* **What to work on**
Take each line containing "Майкрософт" and report it exactly as written.

* **Data**
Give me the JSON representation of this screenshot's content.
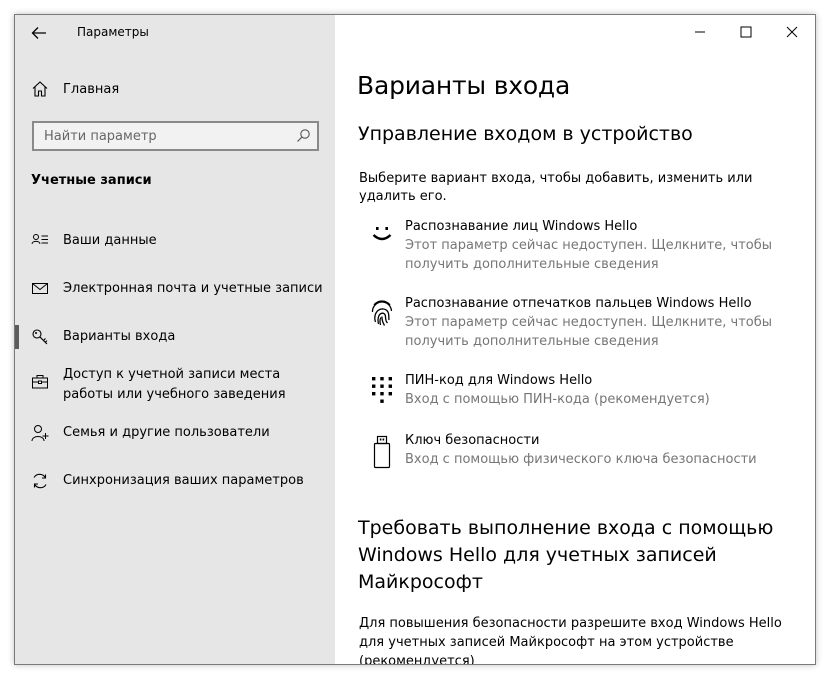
{
  "window": {
    "title": "Параметры",
    "controls": {
      "minimize": "minimize-icon",
      "maximize": "maximize-icon",
      "close": "close-icon"
    }
  },
  "sidebar": {
    "home_label": "Главная",
    "search_placeholder": "Найти параметр",
    "section_title": "Учетные записи",
    "items": [
      {
        "label": "Ваши данные",
        "icon": "user-card-icon"
      },
      {
        "label": "Электронная почта и учетные записи",
        "icon": "mail-icon"
      },
      {
        "label": "Варианты входа",
        "icon": "key-icon",
        "selected": true
      },
      {
        "label": "Доступ к учетной записи места работы или учебного заведения",
        "icon": "briefcase-icon"
      },
      {
        "label": "Семья и другие пользователи",
        "icon": "add-user-icon"
      },
      {
        "label": "Синхронизация ваших параметров",
        "icon": "sync-icon"
      }
    ]
  },
  "main": {
    "title": "Варианты входа",
    "subtitle": "Управление входом в устройство",
    "description": "Выберите вариант входа, чтобы добавить, изменить или удалить его.",
    "options": [
      {
        "title": "Распознавание лиц Windows Hello",
        "desc": "Этот параметр сейчас недоступен. Щелкните, чтобы получить дополнительные сведения",
        "icon": "face-icon"
      },
      {
        "title": "Распознавание отпечатков пальцев Windows Hello",
        "desc": "Этот параметр сейчас недоступен. Щелкните, чтобы получить дополнительные сведения",
        "icon": "fingerprint-icon"
      },
      {
        "title": "ПИН-код для Windows Hello",
        "desc": "Вход с помощью ПИН-кода (рекомендуется)",
        "icon": "pin-keypad-icon"
      },
      {
        "title": "Ключ безопасности",
        "desc": "Вход с помощью физического ключа безопасности",
        "icon": "usb-key-icon"
      }
    ],
    "section2_title": "Требовать выполнение входа с помощью Windows Hello для учетных записей Майкрософт",
    "section2_desc": "Для повышения безопасности разрешите вход Windows Hello для учетных записей Майкрософт на этом устройстве (рекомендуется)"
  },
  "colors": {
    "sidebar_bg": "#e6e6e6",
    "main_bg": "#ffffff",
    "secondary_text": "#767676",
    "selected_marker": "#5c5c5c"
  }
}
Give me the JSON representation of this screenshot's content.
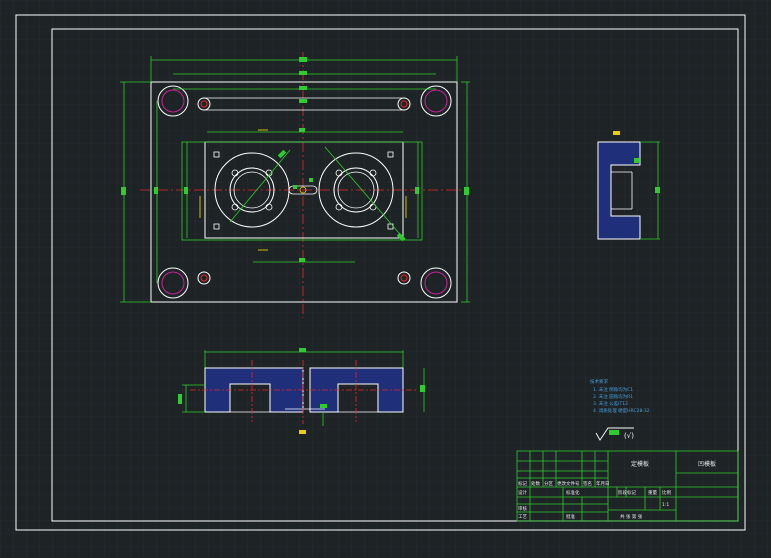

* **Exercise solution**
    "section2_title": "Требовать выполнение входа с помощью Windows Hello для учетных записей Майкрософт",
    "section2_desc": "Для повышения безопасности разрешите вход Windows Hello для учетных записей Майкрософт на этом устройстве (рекомендуется)"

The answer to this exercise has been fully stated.